◆ **DATA ROWS**:
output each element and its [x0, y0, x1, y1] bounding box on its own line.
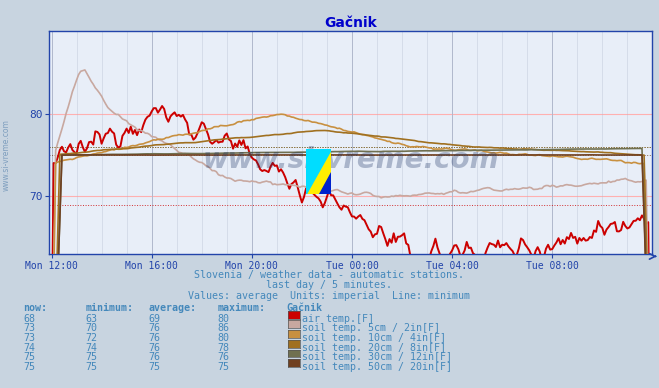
Text: air temp.[F]: air temp.[F] — [302, 314, 374, 324]
Text: soil temp. 20cm / 8in[F]: soil temp. 20cm / 8in[F] — [302, 343, 447, 353]
Text: 80: 80 — [217, 333, 229, 343]
Polygon shape — [306, 149, 331, 194]
Text: www.si-vreme.com: www.si-vreme.com — [2, 119, 11, 191]
Text: 75: 75 — [148, 362, 160, 372]
Text: 75: 75 — [217, 362, 229, 372]
Text: 76: 76 — [148, 323, 160, 333]
Text: 78: 78 — [217, 343, 229, 353]
Text: 72: 72 — [86, 333, 98, 343]
Text: 68: 68 — [23, 314, 35, 324]
Text: soil temp. 5cm / 2in[F]: soil temp. 5cm / 2in[F] — [302, 323, 440, 333]
Text: last day / 5 minutes.: last day / 5 minutes. — [266, 280, 393, 290]
Text: 80: 80 — [217, 314, 229, 324]
Text: soil temp. 30cm / 12in[F]: soil temp. 30cm / 12in[F] — [302, 352, 453, 362]
Text: soil temp. 50cm / 20in[F]: soil temp. 50cm / 20in[F] — [302, 362, 453, 372]
Text: now:: now: — [23, 303, 47, 313]
Text: 76: 76 — [148, 352, 160, 362]
Text: 76: 76 — [148, 333, 160, 343]
Text: 74: 74 — [23, 343, 35, 353]
Text: maximum:: maximum: — [217, 303, 266, 313]
Text: 73: 73 — [23, 333, 35, 343]
Text: 75: 75 — [86, 362, 98, 372]
Text: 74: 74 — [86, 343, 98, 353]
Text: Slovenia / weather data - automatic stations.: Slovenia / weather data - automatic stat… — [194, 270, 465, 280]
Text: 76: 76 — [217, 352, 229, 362]
Text: Gačnik: Gačnik — [287, 303, 323, 313]
Polygon shape — [306, 149, 331, 194]
Text: 69: 69 — [148, 314, 160, 324]
Text: 86: 86 — [217, 323, 229, 333]
Text: 75: 75 — [23, 362, 35, 372]
Text: 76: 76 — [148, 343, 160, 353]
Text: average:: average: — [148, 303, 196, 313]
Polygon shape — [319, 171, 331, 194]
Text: soil temp. 10cm / 4in[F]: soil temp. 10cm / 4in[F] — [302, 333, 447, 343]
Text: 75: 75 — [86, 352, 98, 362]
Text: 75: 75 — [23, 352, 35, 362]
Text: 70: 70 — [86, 323, 98, 333]
Text: minimum:: minimum: — [86, 303, 134, 313]
Text: www.si-vreme.com: www.si-vreme.com — [203, 146, 499, 175]
Text: 73: 73 — [23, 323, 35, 333]
Text: Values: average  Units: imperial  Line: minimum: Values: average Units: imperial Line: mi… — [188, 291, 471, 301]
Title: Gačnik: Gačnik — [324, 16, 378, 30]
Text: 63: 63 — [86, 314, 98, 324]
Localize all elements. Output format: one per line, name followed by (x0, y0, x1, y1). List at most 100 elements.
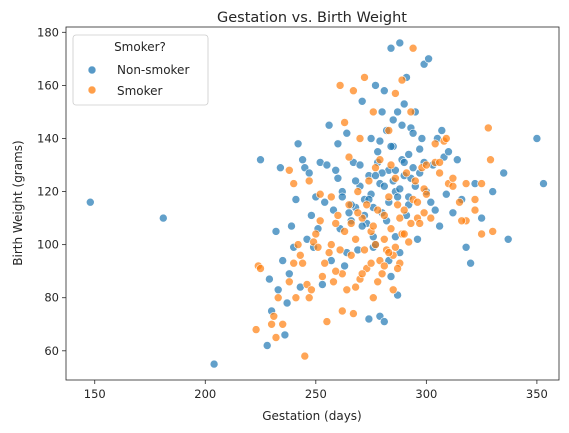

◆ **TO BE DONE**: Revise the listing so that every "soil temp." reads "soil temperature", keeping every other line unchanged and omitting the pictures.

◆ **ANSWER TO THIS PROBLEM**:
output each element and its [x0, y0, x1, y1] bounding box on its own line.
Text: air temp.[F]: air temp.[F] — [302, 314, 374, 324]
Text: soil temperature 20cm / 8in[F]: soil temperature 20cm / 8in[F] — [302, 343, 447, 353]
Text: 80: 80 — [217, 333, 229, 343]
Polygon shape — [306, 149, 331, 194]
Text: www.si-vreme.com: www.si-vreme.com — [2, 119, 11, 191]
Text: 75: 75 — [148, 362, 160, 372]
Text: 75: 75 — [217, 362, 229, 372]
Text: 76: 76 — [148, 323, 160, 333]
Text: 78: 78 — [217, 343, 229, 353]
Text: 72: 72 — [86, 333, 98, 343]
Text: 68: 68 — [23, 314, 35, 324]
Text: soil temperature 5cm / 2in[F]: soil temperature 5cm / 2in[F] — [302, 323, 440, 333]
Text: last day / 5 minutes.: last day / 5 minutes. — [266, 280, 393, 290]
Text: 80: 80 — [217, 314, 229, 324]
Text: soil temperature 30cm / 12in[F]: soil temperature 30cm / 12in[F] — [302, 352, 453, 362]
Text: soil temperature 50cm / 20in[F]: soil temperature 50cm / 20in[F] — [302, 362, 453, 372]
Text: now:: now: — [23, 303, 47, 313]
Text: 76: 76 — [148, 352, 160, 362]
Text: 76: 76 — [148, 333, 160, 343]
Text: 74: 74 — [23, 343, 35, 353]
Text: maximum:: maximum: — [217, 303, 266, 313]
Text: 73: 73 — [23, 333, 35, 343]
Text: 75: 75 — [86, 362, 98, 372]
Text: 74: 74 — [86, 343, 98, 353]
Text: Slovenia / weather data - automatic stations.: Slovenia / weather data - automatic stat… — [194, 270, 465, 280]
Text: 76: 76 — [217, 352, 229, 362]
Text: Gačnik: Gačnik — [287, 303, 323, 313]
Polygon shape — [306, 149, 331, 194]
Text: 69: 69 — [148, 314, 160, 324]
Text: 86: 86 — [217, 323, 229, 333]
Text: 75: 75 — [23, 362, 35, 372]
Text: 76: 76 — [148, 343, 160, 353]
Text: average:: average: — [148, 303, 196, 313]
Polygon shape — [319, 171, 331, 194]
Text: soil temperature 10cm / 4in[F]: soil temperature 10cm / 4in[F] — [302, 333, 447, 343]
Text: 75: 75 — [86, 352, 98, 362]
Text: 75: 75 — [23, 352, 35, 362]
Text: 70: 70 — [86, 323, 98, 333]
Text: minimum:: minimum: — [86, 303, 134, 313]
Text: www.si-vreme.com: www.si-vreme.com — [203, 146, 499, 175]
Text: 73: 73 — [23, 323, 35, 333]
Text: Values: average  Units: imperial  Line: minimum: Values: average Units: imperial Line: mi… — [188, 291, 471, 301]
Title: Gačnik: Gačnik — [324, 16, 378, 30]
Text: 63: 63 — [86, 314, 98, 324]
Localize all elements. Output format: one per line, name followed by (x0, y0, x1, y1). List at most 100 elements.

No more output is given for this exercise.